## PROBLEM REQUIREMENTS
Give only the count of lines containing "xlabel".

## ENTRIES
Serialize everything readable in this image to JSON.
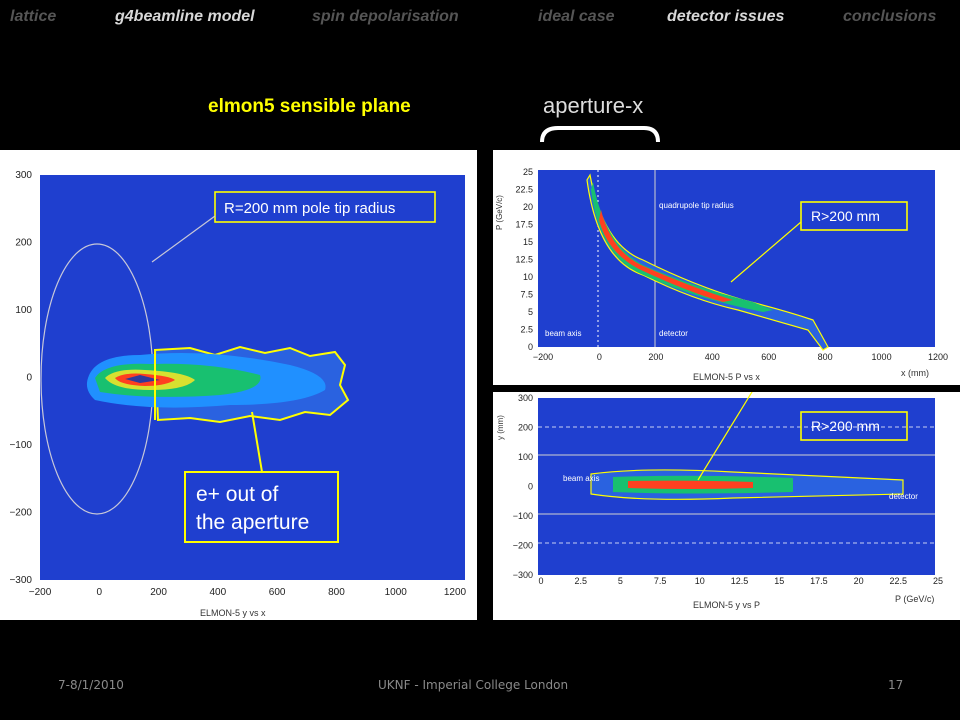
{
  "nav": {
    "items": [
      {
        "label": "lattice",
        "state": "dim"
      },
      {
        "label": "g4beamline model",
        "state": "active"
      },
      {
        "label": "spin depolarisation",
        "state": "dim"
      },
      {
        "label": "ideal case",
        "state": "dim"
      },
      {
        "label": "detector issues",
        "state": "active"
      },
      {
        "label": "conclusions",
        "state": "dim"
      }
    ]
  },
  "slide": {
    "title": "elmon5 sensible plane",
    "aperture_label": "aperture-x"
  },
  "colors": {
    "background": "#000000",
    "plot_fill": "#1f3fcf",
    "annotation": "#ffff00",
    "title": "#ffff00",
    "grid_dash": "#ffffff",
    "contour_core": "#ff4020",
    "contour_mid": "#18c070",
    "contour_edge": "#2090ff"
  },
  "chart_data": [
    {
      "type": "heatmap",
      "name": "ELMON-5 y vs x",
      "xlabel": "ELMON-5 y vs x",
      "xlim": [
        -200,
        1200
      ],
      "ylim": [
        -300,
        300
      ],
      "xticks": [
        "−200",
        "0",
        "200",
        "400",
        "600",
        "800",
        "1000",
        "1200"
      ],
      "yticks": [
        "300",
        "200",
        "100",
        "0",
        "−100",
        "−200",
        "−300"
      ],
      "annotations": [
        {
          "text": "R=200 mm pole tip radius"
        },
        {
          "lines": [
            "e+ out of",
            "the aperture"
          ]
        }
      ],
      "circle_radius_mm": 200,
      "contour_levels": [
        {
          "level": "edge",
          "points": [
            [
              -15,
              0,
              0
            ],
            [
              30,
              25,
              1
            ],
            [
              230,
              20,
              1
            ],
            [
              450,
              10,
              2
            ],
            [
              650,
              0,
              3
            ],
            [
              820,
              30,
              3
            ]
          ]
        },
        {
          "level": "mid",
          "points": [
            [
              -15,
              0,
              0
            ],
            [
              30,
              25,
              1
            ],
            [
              180,
              20,
              1
            ],
            [
              320,
              0,
              2
            ]
          ]
        },
        {
          "level": "core",
          "points": [
            [
              -20,
              0,
              0
            ],
            [
              40,
              5,
              1
            ],
            [
              90,
              0,
              1
            ]
          ]
        }
      ]
    },
    {
      "type": "heatmap",
      "name": "ELMON-5 P vs x",
      "xlabel": "ELMON-5 P vs x",
      "x_axis_unit": "x (mm)",
      "y_axis_unit": "P (GeV/c)",
      "xlim": [
        -200,
        1200
      ],
      "ylim": [
        0,
        25
      ],
      "xticks": [
        "−200",
        "0",
        "200",
        "400",
        "600",
        "800",
        "1000",
        "1200"
      ],
      "yticks": [
        "25",
        "22.5",
        "20",
        "17.5",
        "15",
        "12.5",
        "10",
        "7.5",
        "5",
        "2.5",
        "0"
      ],
      "labels": [
        "quadrupole tip radius",
        "beam axis",
        "detector"
      ],
      "annotation": "R>200 mm",
      "curve": {
        "x": [
          0,
          100,
          200,
          300,
          400,
          500,
          600,
          700,
          800
        ],
        "y": [
          22.5,
          15.5,
          12,
          10,
          8.5,
          7.5,
          6.5,
          5,
          4
        ]
      }
    },
    {
      "type": "heatmap",
      "name": "ELMON-5 y vs P",
      "xlabel": "ELMON-5 y vs P",
      "x_axis_unit": "P (GeV/c)",
      "y_axis_unit": "y (mm)",
      "xlim": [
        0,
        25
      ],
      "ylim": [
        -300,
        300
      ],
      "xticks": [
        "0",
        "2.5",
        "5",
        "7.5",
        "10",
        "12.5",
        "15",
        "17.5",
        "20",
        "22.5",
        "25"
      ],
      "yticks": [
        "300",
        "200",
        "100",
        "0",
        "−100",
        "−200",
        "−300"
      ],
      "labels": [
        "beam axis",
        "detector"
      ],
      "annotation": "R>200 mm",
      "band": {
        "x_start": 0,
        "x_end": 25,
        "y_center": 0
      }
    }
  ],
  "footer": {
    "date": "7-8/1/2010",
    "institution": "UKNF - Imperial College London",
    "page": "17"
  }
}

## RESULT FOR THIS TASK
3